Records from a data collection
• • • •

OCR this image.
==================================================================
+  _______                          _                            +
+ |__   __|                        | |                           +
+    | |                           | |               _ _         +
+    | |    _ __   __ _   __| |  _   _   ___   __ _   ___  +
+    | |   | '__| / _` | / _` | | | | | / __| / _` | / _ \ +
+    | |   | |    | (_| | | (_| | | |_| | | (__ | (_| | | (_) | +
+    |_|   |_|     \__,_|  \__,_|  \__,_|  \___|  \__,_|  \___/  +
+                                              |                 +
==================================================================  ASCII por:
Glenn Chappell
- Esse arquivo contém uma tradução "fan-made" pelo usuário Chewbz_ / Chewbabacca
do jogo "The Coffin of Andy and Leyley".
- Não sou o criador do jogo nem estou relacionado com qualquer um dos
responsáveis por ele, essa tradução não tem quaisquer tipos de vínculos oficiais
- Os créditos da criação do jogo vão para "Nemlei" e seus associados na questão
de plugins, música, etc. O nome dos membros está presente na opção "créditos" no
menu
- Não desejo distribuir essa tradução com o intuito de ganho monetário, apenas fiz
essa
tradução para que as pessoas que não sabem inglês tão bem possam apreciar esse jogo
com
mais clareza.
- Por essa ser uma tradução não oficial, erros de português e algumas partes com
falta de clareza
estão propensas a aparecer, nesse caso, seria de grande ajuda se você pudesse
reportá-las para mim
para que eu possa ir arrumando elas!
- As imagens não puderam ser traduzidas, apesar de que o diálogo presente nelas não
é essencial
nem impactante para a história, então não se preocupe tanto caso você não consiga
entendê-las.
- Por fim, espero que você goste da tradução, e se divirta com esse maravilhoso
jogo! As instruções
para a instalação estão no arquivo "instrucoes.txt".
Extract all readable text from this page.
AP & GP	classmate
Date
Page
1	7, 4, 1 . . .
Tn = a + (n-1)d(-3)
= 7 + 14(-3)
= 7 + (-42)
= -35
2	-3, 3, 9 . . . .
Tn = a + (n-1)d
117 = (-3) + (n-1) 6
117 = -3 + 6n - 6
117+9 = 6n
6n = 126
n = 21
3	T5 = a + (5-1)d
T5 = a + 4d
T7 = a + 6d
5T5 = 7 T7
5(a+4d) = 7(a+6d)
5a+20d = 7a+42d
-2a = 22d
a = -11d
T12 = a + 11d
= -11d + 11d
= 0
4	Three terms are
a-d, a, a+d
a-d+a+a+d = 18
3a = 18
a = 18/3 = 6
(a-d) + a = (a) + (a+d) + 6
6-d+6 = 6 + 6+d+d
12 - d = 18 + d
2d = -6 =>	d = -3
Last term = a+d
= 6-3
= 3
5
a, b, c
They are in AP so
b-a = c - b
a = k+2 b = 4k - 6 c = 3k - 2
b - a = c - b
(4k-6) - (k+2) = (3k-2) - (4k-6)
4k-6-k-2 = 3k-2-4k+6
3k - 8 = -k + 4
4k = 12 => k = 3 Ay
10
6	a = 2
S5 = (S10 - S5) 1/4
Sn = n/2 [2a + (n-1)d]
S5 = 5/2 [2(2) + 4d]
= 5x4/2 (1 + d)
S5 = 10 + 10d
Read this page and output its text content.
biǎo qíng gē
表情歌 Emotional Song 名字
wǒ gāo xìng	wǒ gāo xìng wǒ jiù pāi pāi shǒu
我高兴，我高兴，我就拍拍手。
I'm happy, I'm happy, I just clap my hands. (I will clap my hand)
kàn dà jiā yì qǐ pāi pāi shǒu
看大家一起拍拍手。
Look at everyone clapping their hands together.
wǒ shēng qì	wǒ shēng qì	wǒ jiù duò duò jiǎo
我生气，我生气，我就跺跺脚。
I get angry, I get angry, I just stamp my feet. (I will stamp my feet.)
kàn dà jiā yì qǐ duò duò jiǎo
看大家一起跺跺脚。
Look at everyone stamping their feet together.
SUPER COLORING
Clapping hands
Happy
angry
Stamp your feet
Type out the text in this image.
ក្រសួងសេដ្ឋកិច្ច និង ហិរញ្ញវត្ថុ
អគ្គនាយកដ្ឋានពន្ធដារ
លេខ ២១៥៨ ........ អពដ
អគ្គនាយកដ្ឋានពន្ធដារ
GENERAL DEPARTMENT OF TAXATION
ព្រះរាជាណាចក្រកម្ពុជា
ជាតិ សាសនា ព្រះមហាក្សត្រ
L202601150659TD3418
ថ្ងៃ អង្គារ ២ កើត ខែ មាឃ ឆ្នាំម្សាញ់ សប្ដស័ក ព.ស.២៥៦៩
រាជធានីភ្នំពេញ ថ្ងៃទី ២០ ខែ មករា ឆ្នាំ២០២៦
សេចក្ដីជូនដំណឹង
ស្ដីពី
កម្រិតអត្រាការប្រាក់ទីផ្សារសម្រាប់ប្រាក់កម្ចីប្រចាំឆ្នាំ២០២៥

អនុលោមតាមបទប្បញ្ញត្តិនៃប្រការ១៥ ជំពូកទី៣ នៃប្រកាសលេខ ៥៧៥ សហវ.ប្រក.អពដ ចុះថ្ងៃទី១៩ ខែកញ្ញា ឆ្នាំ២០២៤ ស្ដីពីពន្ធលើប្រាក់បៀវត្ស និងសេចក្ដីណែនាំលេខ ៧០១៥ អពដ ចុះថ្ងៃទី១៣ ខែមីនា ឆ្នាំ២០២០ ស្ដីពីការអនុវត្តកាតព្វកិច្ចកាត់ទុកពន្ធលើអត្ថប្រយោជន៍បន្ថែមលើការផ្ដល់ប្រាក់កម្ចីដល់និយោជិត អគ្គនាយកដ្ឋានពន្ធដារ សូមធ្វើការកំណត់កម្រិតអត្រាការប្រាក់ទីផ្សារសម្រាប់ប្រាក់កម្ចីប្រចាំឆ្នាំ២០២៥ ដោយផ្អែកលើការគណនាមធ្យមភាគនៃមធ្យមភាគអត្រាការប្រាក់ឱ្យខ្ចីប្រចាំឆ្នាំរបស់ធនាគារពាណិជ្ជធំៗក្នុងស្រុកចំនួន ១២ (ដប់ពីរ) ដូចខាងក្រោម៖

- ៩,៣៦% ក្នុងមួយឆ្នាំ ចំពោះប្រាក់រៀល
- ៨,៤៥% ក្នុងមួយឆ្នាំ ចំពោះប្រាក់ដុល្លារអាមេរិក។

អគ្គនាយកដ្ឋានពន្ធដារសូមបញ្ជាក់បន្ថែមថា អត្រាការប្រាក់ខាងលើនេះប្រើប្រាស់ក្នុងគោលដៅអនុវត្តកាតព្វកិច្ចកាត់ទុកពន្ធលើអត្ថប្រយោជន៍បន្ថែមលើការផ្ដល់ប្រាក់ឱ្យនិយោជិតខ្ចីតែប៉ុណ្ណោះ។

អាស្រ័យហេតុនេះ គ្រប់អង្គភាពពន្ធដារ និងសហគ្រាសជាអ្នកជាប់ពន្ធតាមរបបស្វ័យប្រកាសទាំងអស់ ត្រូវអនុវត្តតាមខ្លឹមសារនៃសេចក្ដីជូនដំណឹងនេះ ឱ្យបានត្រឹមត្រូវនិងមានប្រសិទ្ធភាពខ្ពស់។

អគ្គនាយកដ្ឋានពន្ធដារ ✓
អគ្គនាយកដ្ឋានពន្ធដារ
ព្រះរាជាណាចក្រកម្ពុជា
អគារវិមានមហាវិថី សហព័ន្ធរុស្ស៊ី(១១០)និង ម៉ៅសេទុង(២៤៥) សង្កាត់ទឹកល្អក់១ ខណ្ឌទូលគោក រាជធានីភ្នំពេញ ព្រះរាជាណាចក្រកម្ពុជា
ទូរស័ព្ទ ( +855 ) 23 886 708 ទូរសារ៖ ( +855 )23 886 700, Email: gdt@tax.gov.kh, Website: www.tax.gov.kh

• • • •

#### Directions
Extract each record, keeping it identical to the original.

#### Solved problem
OCR this image.
==================================================================
+  _______                          _                            +
+ |__   __|                        | |                           +
+    | |                           | |               _ _         +
+    | |    _ __   __ _   __| |  _   _   ___   __ _   ___  +
+    | |   | '__| / _` | / _` | | | | | / __| / _` | / _ \ +
+    | |   | |    | (_| | | (_| | | |_| | | (__ | (_| | | (_) | +
+    |_|   |_|     \__,_|  \__,_|  \__,_|  \___|  \__,_|  \___/  +
+                                              |                 +
==================================================================  ASCII por:
Glenn Chappell
- Esse arquivo contém uma tradução "fan-made" pelo usuário Chewbz_ / Chewbabacca
do jogo "The Coffin of Andy and Leyley".
- Não sou o criador do jogo nem estou relacionado com qualquer um dos
responsáveis por ele, essa tradução não tem quaisquer tipos de vínculos oficiais
- Os créditos da criação do jogo vão para "Nemlei" e seus associados na questão
de plugins, música, etc. O nome dos membros está presente na opção "créditos" no
menu
- Não desejo distribuir essa tradução com o intuito de ganho monetário, apenas fiz
essa
tradução para que as pessoas que não sabem inglês tão bem possam apreciar esse jogo
com
mais clareza.
- Por essa ser uma tradução não oficial, erros de português e algumas partes com
falta de clareza
estão propensas a aparecer, nesse caso, seria de grande ajuda se você pudesse
reportá-las para mim
para que eu possa ir arrumando elas!
- As imagens não puderam ser traduzidas, apesar de que o diálogo presente nelas não
é essencial
nem impactante para a história, então não se preocupe tanto caso você não consiga
entendê-las.
- Por fim, espero que você goste da tradução, e se divirta com esse maravilhoso
jogo! As instruções
para a instalação estão no arquivo "instrucoes.txt".
Extract all readable text from this page.
AP & GP	classmate
Date
Page
1	7, 4, 1 . . .
Tn = a + (n-1)d(-3)
= 7 + 14(-3)
= 7 + (-42)
= -35
2	-3, 3, 9 . . . .
Tn = a + (n-1)d
117 = (-3) + (n-1) 6
117 = -3 + 6n - 6
117+9 = 6n
6n = 126
n = 21
3	T5 = a + (5-1)d
T5 = a + 4d
T7 = a + 6d
5T5 = 7 T7
5(a+4d) = 7(a+6d)
5a+20d = 7a+42d
-2a = 22d
a = -11d
T12 = a + 11d
= -11d + 11d
= 0
4	Three terms are
a-d, a, a+d
a-d+a+a+d = 18
3a = 18
a = 18/3 = 6
(a-d) + a = (a) + (a+d) + 6
6-d+6 = 6 + 6+d+d
12 - d = 18 + d
2d = -6 =>	d = -3
Last term = a+d
= 6-3
= 3
5
a, b, c
They are in AP so
b-a = c - b
a = k+2 b = 4k - 6 c = 3k - 2
b - a = c - b
(4k-6) - (k+2) = (3k-2) - (4k-6)
4k-6-k-2 = 3k-2-4k+6
3k - 8 = -k + 4
4k = 12 => k = 3 Ay
10
6	a = 2
S5 = (S10 - S5) 1/4
Sn = n/2 [2a + (n-1)d]
S5 = 5/2 [2(2) + 4d]
= 5x4/2 (1 + d)
S5 = 10 + 10d
Read this page and output its text content.
biǎo qíng gē
表情歌 Emotional Song 名字
wǒ gāo xìng	wǒ gāo xìng wǒ jiù pāi pāi shǒu
我高兴，我高兴，我就拍拍手。
I'm happy, I'm happy, I just clap my hands. (I will clap my hand)
kàn dà jiā yì qǐ pāi pāi shǒu
看大家一起拍拍手。
Look at everyone clapping their hands together.
wǒ shēng qì	wǒ shēng qì	wǒ jiù duò duò jiǎo
我生气，我生气，我就跺跺脚。
I get angry, I get angry, I just stamp my feet. (I will stamp my feet.)
kàn dà jiā yì qǐ duò duò jiǎo
看大家一起跺跺脚。
Look at everyone stamping their feet together.
SUPER COLORING
Clapping hands
Happy
angry
Stamp your feet
Type out the text in this image.
ក្រសួងសេដ្ឋកិច្ច និង ហិរញ្ញវត្ថុ
អគ្គនាយកដ្ឋានពន្ធដារ
លេខ ២១៥៨ ........ អពដ
អគ្គនាយកដ្ឋានពន្ធដារ
GENERAL DEPARTMENT OF TAXATION
ព្រះរាជាណាចក្រកម្ពុជា
ជាតិ សាសនា ព្រះមហាក្សត្រ
L202601150659TD3418
ថ្ងៃ អង្គារ ២ កើត ខែ មាឃ ឆ្នាំម្សាញ់ សប្ដស័ក ព.ស.២៥៦៩
រាជធានីភ្នំពេញ ថ្ងៃទី ២០ ខែ មករា ឆ្នាំ២០២៦
សេចក្ដីជូនដំណឹង
ស្ដីពី
កម្រិតអត្រាការប្រាក់ទីផ្សារសម្រាប់ប្រាក់កម្ចីប្រចាំឆ្នាំ២០២៥

អនុលោមតាមបទប្បញ្ញត្តិនៃប្រការ១៥ ជំពូកទី៣ នៃប្រកាសលេខ ៥៧៥ សហវ.ប្រក.អពដ ចុះថ្ងៃទី១៩ ខែកញ្ញា ឆ្នាំ២០២៤ ស្ដីពីពន្ធលើប្រាក់បៀវត្ស និងសេចក្ដីណែនាំលេខ ៧០១៥ អពដ ចុះថ្ងៃទី១៣ ខែមីនា ឆ្នាំ២០២០ ស្ដីពីការអនុវត្តកាតព្វកិច្ចកាត់ទុកពន្ធលើអត្ថប្រយោជន៍បន្ថែមលើការផ្ដល់ប្រាក់កម្ចីដល់និយោជិត អគ្គនាយកដ្ឋានពន្ធដារ សូមធ្វើការកំណត់កម្រិតអត្រាការប្រាក់ទីផ្សារសម្រាប់ប្រាក់កម្ចីប្រចាំឆ្នាំ២០២៥ ដោយផ្អែកលើការគណនាមធ្យមភាគនៃមធ្យមភាគអត្រាការប្រាក់ឱ្យខ្ចីប្រចាំឆ្នាំរបស់ធនាគារពាណិជ្ជធំៗក្នុងស្រុកចំនួន ១២ (ដប់ពីរ) ដូចខាងក្រោម៖

- ៩,៣៦% ក្នុងមួយឆ្នាំ ចំពោះប្រាក់រៀល
- ៨,៤៥% ក្នុងមួយឆ្នាំ ចំពោះប្រាក់ដុល្លារអាមេរិក។

អគ្គនាយកដ្ឋានពន្ធដារសូមបញ្ជាក់បន្ថែមថា អត្រាការប្រាក់ខាងលើនេះប្រើប្រាស់ក្នុងគោលដៅអនុវត្តកាតព្វកិច្ចកាត់ទុកពន្ធលើអត្ថប្រយោជន៍បន្ថែមលើការផ្ដល់ប្រាក់ឱ្យនិយោជិតខ្ចីតែប៉ុណ្ណោះ។

អាស្រ័យហេតុនេះ គ្រប់អង្គភាពពន្ធដារ និងសហគ្រាសជាអ្នកជាប់ពន្ធតាមរបបស្វ័យប្រកាសទាំងអស់ ត្រូវអនុវត្តតាមខ្លឹមសារនៃសេចក្ដីជូនដំណឹងនេះ ឱ្យបានត្រឹមត្រូវនិងមានប្រសិទ្ធភាពខ្ពស់។

អគ្គនាយកដ្ឋានពន្ធដារ ✓
អគ្គនាយកដ្ឋានពន្ធដារ
ព្រះរាជាណាចក្រកម្ពុជា
អគារវិមានមហាវិថី សហព័ន្ធរុស្ស៊ី(១១០)និង ម៉ៅសេទុង(២៤៥) សង្កាត់ទឹកល្អក់១ ខណ្ឌទូលគោក រាជធានីភ្នំពេញ ព្រះរាជាណាចក្រកម្ពុជា
ទូរស័ព្ទ ( +855 ) 23 886 708 ទូរសារ៖ ( +855 )23 886 700, Email: gdt@tax.gov.kh, Website: www.tax.gov.kh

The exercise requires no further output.